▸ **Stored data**
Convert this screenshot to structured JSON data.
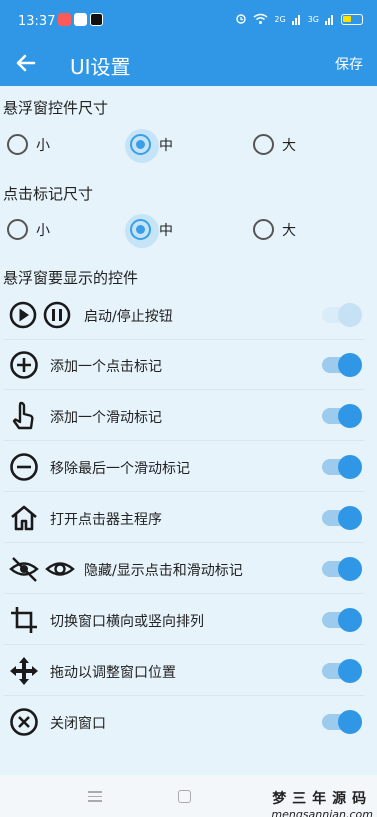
{
  "status_bar": {
    "time": "13:37",
    "network": "2G",
    "network2": "3G"
  },
  "app_bar": {
    "title": "UI设置",
    "save_label": "保存"
  },
  "sections": {
    "floating_size": {
      "title": "悬浮窗控件尺寸",
      "options": [
        "小",
        "中",
        "大"
      ],
      "selected": "中"
    },
    "marker_size": {
      "title": "点击标记尺寸",
      "options": [
        "小",
        "中",
        "大"
      ],
      "selected": "中"
    },
    "controls": {
      "title": "悬浮窗要显示的控件",
      "items": [
        {
          "label": "启动/停止按钮",
          "icon": "play-pause-icon",
          "enabled": true
        },
        {
          "label": "添加一个点击标记",
          "icon": "add-circle-icon",
          "enabled": true
        },
        {
          "label": "添加一个滑动标记",
          "icon": "swipe-hand-icon",
          "enabled": true
        },
        {
          "label": "移除最后一个滑动标记",
          "icon": "remove-circle-icon",
          "enabled": true
        },
        {
          "label": "打开点击器主程序",
          "icon": "home-icon",
          "enabled": true
        },
        {
          "label": "隐藏/显示点击和滑动标记",
          "icon": "visibility-icon",
          "enabled": true
        },
        {
          "label": "切换窗口横向或竖向排列",
          "icon": "crop-rotate-icon",
          "enabled": true
        },
        {
          "label": "拖动以调整窗口位置",
          "icon": "move-arrows-icon",
          "enabled": true
        },
        {
          "label": "关闭窗口",
          "icon": "close-circle-icon",
          "enabled": true
        }
      ]
    }
  },
  "watermark": {
    "cn": "梦三年源码",
    "en": "mengsannian.com"
  },
  "colors": {
    "primary": "#2f97e6",
    "background": "#e6f3fb",
    "toggle_on": "#2f97e6"
  }
}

▸ **WHAT TO DO**
Reproduce all entries exactly. Pictures do not belong in the copy.

▸ **REPLY**
Convert this screenshot to structured JSON data.
{
  "status_bar": {
    "time": "13:37",
    "network": "2G",
    "network2": "3G"
  },
  "app_bar": {
    "title": "UI设置",
    "save_label": "保存"
  },
  "sections": {
    "floating_size": {
      "title": "悬浮窗控件尺寸",
      "options": [
        "小",
        "中",
        "大"
      ],
      "selected": "中"
    },
    "marker_size": {
      "title": "点击标记尺寸",
      "options": [
        "小",
        "中",
        "大"
      ],
      "selected": "中"
    },
    "controls": {
      "title": "悬浮窗要显示的控件",
      "items": [
        {
          "label": "启动/停止按钮",
          "icon": "play-pause-icon",
          "enabled": true
        },
        {
          "label": "添加一个点击标记",
          "icon": "add-circle-icon",
          "enabled": true
        },
        {
          "label": "添加一个滑动标记",
          "icon": "swipe-hand-icon",
          "enabled": true
        },
        {
          "label": "移除最后一个滑动标记",
          "icon": "remove-circle-icon",
          "enabled": true
        },
        {
          "label": "打开点击器主程序",
          "icon": "home-icon",
          "enabled": true
        },
        {
          "label": "隐藏/显示点击和滑动标记",
          "icon": "visibility-icon",
          "enabled": true
        },
        {
          "label": "切换窗口横向或竖向排列",
          "icon": "crop-rotate-icon",
          "enabled": true
        },
        {
          "label": "拖动以调整窗口位置",
          "icon": "move-arrows-icon",
          "enabled": true
        },
        {
          "label": "关闭窗口",
          "icon": "close-circle-icon",
          "enabled": true
        }
      ]
    }
  },
  "watermark": {
    "cn": "梦三年源码",
    "en": "mengsannian.com"
  },
  "colors": {
    "primary": "#2f97e6",
    "background": "#e6f3fb",
    "toggle_on": "#2f97e6"
  }
}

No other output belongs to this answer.